_MATERIAL SHOWN_

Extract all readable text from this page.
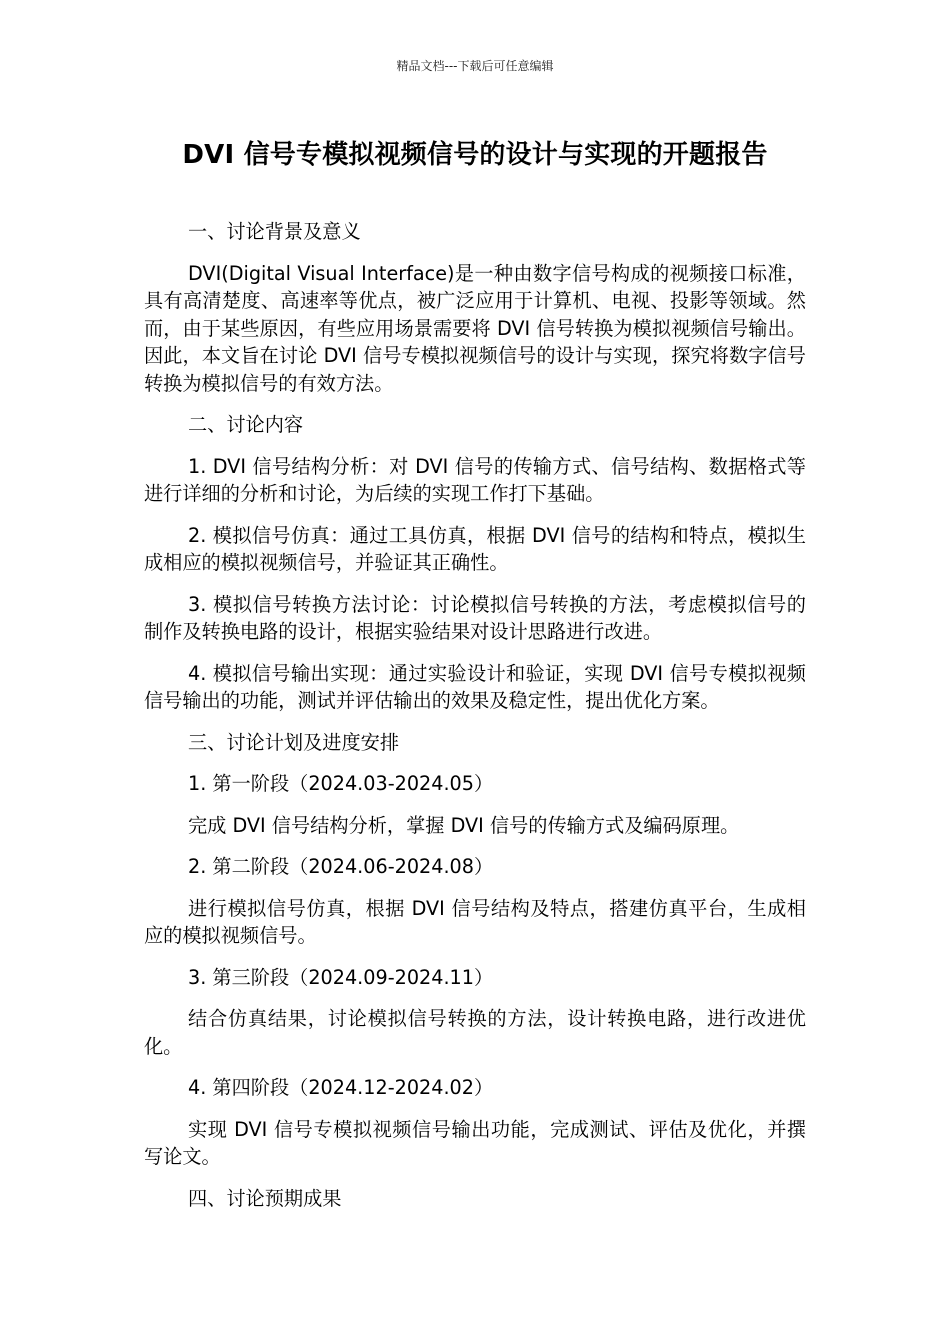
精品文档---下载后可任意编辑
DVI 信号专模拟视频信号的设计与实现的开题报告

一、讨论背景及意义

DVI(Digital Visual Interface)是一种由数字信号构成的视频接口标准，具有高清楚度、高速率等优点，被广泛应用于计算机、电视、投影等领域。然而，由于某些原因，有些应用场景需要将 DVI 信号转换为模拟视频信号输出。因此，本文旨在讨论 DVI 信号专模拟视频信号的设计与实现，探究将数字信号转换为模拟信号的有效方法。

二、讨论内容

1. DVI 信号结构分析：对 DVI 信号的传输方式、信号结构、数据格式等进行详细的分析和讨论，为后续的实现工作打下基础。

2. 模拟信号仿真：通过工具仿真，根据 DVI 信号的结构和特点，模拟生成相应的模拟视频信号，并验证其正确性。

3. 模拟信号转换方法讨论：讨论模拟信号转换的方法，考虑模拟信号的制作及转换电路的设计，根据实验结果对设计思路进行改进。

4. 模拟信号输出实现：通过实验设计和验证，实现 DVI 信号专模拟视频信号输出的功能，测试并评估输出的效果及稳定性，提出优化方案。

三、讨论计划及进度安排

1. 第一阶段（2024.03-2024.05）

完成 DVI 信号结构分析，掌握 DVI 信号的传输方式及编码原理。

2. 第二阶段（2024.06-2024.08）

进行模拟信号仿真，根据 DVI 信号结构及特点，搭建仿真平台，生成相应的模拟视频信号。

3. 第三阶段（2024.09-2024.11）

结合仿真结果，讨论模拟信号转换的方法，设计转换电路，进行改进优化。

4. 第四阶段（2024.12-2024.02）

实现 DVI 信号专模拟视频信号输出功能，完成测试、评估及优化，并撰写论文。

四、讨论预期成果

_THE EXERCISE_
Identify all lines in the records above with the word "讨论模拟信号转换的方法".

_EXERCISE OUTPUT_
3. 模拟信号转换方法讨论：讨论模拟信号转换的方法，考虑模拟信号的制作及转换电路的设计，根据实验结果对设计思路进行改进。
结合仿真结果，讨论模拟信号转换的方法，设计转换电路，进行改进优化。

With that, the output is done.